Task description: Sort through the entries below and pull out lines containing the word "street".

Data for this task:
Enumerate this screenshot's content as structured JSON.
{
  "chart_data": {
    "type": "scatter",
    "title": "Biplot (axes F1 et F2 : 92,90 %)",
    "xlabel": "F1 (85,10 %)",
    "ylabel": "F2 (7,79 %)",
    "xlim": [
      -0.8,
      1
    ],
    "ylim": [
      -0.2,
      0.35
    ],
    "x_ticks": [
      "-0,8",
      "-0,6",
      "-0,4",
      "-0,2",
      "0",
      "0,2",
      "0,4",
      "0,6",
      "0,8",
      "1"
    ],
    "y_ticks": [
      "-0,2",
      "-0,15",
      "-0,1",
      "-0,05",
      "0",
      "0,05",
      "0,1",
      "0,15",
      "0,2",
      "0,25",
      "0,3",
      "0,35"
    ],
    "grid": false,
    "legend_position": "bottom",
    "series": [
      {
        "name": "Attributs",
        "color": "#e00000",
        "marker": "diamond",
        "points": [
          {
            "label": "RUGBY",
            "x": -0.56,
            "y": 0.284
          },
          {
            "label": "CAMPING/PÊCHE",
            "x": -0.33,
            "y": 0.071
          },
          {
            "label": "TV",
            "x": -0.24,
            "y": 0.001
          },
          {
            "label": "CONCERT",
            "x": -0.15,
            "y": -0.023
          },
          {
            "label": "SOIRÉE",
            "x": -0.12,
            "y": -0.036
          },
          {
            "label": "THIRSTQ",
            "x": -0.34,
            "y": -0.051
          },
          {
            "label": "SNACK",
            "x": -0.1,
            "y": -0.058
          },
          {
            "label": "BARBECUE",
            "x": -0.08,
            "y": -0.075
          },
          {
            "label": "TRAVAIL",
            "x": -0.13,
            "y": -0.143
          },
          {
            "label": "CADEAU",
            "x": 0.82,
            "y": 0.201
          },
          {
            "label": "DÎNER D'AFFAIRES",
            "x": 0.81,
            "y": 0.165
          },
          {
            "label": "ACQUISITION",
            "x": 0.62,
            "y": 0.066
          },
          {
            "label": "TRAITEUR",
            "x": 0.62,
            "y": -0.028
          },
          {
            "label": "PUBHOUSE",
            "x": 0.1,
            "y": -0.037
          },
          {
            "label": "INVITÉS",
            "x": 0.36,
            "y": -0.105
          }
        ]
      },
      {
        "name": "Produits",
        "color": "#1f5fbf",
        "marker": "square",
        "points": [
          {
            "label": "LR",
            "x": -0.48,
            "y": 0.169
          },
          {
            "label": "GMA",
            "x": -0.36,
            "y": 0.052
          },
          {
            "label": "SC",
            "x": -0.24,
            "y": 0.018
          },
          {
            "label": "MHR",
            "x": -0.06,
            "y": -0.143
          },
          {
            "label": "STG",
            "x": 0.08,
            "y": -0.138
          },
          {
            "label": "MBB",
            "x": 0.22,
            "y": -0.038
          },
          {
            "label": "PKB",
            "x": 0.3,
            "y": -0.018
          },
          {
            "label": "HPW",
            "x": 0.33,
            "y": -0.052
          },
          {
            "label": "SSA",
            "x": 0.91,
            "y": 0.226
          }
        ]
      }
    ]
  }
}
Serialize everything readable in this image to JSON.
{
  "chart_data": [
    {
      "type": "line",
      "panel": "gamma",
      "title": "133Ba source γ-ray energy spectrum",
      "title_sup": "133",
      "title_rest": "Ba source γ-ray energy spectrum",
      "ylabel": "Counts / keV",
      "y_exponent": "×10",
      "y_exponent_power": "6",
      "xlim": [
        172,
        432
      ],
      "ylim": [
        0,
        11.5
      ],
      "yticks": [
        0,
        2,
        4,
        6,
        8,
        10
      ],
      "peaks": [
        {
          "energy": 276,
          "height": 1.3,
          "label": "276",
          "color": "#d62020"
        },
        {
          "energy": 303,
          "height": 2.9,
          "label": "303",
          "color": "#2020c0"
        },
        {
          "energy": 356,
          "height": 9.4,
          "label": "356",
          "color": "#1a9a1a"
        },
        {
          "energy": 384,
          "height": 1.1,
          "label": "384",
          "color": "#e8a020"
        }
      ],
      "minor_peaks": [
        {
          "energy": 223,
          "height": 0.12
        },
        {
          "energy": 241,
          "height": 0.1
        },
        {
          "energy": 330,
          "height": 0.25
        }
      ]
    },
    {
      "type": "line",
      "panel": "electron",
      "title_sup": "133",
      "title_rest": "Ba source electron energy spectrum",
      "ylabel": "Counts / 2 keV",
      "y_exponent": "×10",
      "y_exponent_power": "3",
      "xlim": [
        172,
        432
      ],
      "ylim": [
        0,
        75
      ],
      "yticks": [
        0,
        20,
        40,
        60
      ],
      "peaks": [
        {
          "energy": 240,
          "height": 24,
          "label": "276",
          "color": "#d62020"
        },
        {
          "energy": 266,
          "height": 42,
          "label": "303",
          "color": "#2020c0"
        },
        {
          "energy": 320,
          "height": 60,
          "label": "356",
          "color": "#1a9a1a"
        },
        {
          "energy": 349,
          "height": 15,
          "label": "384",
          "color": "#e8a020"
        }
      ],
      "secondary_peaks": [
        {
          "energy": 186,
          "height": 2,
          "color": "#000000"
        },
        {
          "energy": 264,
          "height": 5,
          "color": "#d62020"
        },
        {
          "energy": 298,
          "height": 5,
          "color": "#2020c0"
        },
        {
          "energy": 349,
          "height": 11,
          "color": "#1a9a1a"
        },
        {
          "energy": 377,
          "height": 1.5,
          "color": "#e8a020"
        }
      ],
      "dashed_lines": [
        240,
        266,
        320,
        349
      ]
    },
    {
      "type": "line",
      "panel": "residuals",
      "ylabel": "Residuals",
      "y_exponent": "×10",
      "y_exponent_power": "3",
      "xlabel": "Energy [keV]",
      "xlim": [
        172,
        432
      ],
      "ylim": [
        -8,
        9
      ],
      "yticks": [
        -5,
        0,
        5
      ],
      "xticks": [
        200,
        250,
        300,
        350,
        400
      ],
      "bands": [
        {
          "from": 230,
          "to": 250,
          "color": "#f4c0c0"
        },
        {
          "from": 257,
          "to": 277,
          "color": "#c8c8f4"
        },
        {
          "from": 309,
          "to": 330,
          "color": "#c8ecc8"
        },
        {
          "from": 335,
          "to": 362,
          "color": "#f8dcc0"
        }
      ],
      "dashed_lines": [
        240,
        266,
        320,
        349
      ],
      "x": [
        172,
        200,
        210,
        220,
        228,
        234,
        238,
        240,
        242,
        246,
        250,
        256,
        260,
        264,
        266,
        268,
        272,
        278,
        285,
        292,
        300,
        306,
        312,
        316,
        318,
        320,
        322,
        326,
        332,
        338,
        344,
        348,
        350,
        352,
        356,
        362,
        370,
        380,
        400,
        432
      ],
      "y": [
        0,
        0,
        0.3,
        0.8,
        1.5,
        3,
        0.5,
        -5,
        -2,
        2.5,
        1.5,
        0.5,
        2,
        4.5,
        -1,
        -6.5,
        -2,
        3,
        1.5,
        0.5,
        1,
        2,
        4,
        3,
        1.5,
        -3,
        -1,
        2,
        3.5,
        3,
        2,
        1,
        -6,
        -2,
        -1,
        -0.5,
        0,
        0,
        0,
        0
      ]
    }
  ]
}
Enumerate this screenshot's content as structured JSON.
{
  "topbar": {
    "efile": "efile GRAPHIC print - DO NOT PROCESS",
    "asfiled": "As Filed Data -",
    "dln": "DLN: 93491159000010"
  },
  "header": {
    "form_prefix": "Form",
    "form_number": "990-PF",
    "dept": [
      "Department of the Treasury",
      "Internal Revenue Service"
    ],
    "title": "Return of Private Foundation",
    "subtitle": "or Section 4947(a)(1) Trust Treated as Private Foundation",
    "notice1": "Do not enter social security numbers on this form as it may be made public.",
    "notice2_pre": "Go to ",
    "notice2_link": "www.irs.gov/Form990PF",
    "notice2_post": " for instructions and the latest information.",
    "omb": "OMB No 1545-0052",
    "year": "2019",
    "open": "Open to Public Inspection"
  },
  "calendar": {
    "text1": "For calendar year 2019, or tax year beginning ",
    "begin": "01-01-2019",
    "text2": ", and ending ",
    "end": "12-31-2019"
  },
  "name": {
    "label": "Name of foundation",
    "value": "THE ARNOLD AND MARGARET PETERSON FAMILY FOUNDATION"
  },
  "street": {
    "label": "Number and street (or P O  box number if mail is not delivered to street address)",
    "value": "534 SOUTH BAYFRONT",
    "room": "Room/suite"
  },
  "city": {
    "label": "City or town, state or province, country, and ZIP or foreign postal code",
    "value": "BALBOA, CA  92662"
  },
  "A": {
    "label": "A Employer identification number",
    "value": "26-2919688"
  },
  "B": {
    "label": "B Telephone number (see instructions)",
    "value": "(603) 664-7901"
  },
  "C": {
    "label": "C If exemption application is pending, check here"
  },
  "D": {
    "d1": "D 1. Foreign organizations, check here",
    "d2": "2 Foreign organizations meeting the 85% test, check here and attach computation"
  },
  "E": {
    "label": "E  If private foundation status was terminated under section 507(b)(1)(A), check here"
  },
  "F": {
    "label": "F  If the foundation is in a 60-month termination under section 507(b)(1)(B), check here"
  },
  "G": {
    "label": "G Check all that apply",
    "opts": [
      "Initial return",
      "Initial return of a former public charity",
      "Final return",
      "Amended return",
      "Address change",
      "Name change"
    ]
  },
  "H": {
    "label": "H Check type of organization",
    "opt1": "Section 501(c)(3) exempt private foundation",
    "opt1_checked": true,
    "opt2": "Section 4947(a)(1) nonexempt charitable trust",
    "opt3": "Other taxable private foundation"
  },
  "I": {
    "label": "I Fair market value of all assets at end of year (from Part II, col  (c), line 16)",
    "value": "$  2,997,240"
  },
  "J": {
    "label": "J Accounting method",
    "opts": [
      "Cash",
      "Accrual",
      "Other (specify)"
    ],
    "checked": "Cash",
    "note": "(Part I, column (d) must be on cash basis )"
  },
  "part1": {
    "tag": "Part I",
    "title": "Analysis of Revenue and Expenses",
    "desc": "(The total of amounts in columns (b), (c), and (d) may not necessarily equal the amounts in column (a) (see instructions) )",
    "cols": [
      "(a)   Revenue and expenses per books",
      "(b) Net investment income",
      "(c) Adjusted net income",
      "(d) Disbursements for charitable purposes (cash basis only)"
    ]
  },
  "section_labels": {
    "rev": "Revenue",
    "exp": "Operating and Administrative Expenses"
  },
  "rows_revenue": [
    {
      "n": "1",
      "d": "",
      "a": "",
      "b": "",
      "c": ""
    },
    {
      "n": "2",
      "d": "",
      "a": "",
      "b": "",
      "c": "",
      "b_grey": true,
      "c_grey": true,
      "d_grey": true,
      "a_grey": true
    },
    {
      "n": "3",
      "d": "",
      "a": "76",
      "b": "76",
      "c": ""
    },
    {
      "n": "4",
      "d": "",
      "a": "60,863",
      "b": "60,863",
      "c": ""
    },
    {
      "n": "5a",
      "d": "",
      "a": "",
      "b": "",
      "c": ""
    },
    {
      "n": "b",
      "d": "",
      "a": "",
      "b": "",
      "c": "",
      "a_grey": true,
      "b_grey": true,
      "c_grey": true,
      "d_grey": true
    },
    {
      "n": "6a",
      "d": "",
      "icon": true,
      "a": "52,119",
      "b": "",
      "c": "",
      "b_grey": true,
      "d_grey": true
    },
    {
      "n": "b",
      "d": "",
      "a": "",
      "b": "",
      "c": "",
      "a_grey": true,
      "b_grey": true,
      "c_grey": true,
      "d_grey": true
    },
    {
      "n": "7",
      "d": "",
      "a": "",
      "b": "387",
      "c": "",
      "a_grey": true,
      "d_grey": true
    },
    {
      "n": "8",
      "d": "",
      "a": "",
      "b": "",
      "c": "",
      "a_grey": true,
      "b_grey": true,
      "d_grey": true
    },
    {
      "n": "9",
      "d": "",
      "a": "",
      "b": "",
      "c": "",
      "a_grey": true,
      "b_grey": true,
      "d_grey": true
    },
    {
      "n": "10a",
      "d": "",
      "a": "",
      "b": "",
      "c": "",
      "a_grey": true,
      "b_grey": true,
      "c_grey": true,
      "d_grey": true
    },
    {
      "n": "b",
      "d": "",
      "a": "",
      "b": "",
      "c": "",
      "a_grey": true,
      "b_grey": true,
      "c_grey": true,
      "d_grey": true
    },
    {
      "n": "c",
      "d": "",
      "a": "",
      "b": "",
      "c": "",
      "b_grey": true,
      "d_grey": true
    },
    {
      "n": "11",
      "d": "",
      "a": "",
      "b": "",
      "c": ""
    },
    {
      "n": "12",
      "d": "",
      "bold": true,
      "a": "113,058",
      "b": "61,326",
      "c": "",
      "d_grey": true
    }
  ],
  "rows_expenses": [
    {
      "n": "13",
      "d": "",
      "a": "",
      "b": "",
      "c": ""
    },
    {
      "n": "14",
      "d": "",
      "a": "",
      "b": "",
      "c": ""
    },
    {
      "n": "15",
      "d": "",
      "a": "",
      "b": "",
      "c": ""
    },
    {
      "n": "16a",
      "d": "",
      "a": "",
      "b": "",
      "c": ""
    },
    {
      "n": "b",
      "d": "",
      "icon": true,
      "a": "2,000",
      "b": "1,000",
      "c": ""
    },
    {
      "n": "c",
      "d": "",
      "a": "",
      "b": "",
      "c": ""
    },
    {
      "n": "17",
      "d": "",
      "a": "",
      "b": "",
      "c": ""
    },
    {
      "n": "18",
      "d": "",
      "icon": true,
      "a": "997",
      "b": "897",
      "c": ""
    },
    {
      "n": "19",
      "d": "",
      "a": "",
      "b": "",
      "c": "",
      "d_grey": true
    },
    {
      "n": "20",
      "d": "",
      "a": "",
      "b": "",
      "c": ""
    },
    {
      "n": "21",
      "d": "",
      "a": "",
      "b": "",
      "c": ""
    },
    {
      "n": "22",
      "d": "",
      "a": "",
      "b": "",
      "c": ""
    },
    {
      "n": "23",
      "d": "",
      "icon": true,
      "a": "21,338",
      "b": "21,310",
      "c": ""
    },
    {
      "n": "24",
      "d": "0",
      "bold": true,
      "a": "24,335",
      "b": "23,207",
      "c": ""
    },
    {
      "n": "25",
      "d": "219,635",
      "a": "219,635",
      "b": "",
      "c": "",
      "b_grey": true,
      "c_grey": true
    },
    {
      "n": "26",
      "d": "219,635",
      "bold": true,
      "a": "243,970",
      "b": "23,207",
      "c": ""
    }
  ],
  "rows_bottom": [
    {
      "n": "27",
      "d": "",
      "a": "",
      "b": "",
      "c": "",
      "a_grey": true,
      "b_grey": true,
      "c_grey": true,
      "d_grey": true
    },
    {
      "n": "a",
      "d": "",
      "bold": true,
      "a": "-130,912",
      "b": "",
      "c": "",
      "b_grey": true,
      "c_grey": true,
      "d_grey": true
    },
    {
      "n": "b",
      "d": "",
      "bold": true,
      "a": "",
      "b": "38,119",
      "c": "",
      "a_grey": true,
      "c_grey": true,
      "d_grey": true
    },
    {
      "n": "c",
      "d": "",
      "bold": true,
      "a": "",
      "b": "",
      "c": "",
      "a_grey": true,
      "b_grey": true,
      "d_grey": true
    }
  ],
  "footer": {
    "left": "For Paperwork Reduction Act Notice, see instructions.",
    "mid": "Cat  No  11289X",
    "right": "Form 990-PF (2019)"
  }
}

Written response:
  "street": {
    "label": "Number and street (or P O  box number if mail is not delivered to street address)",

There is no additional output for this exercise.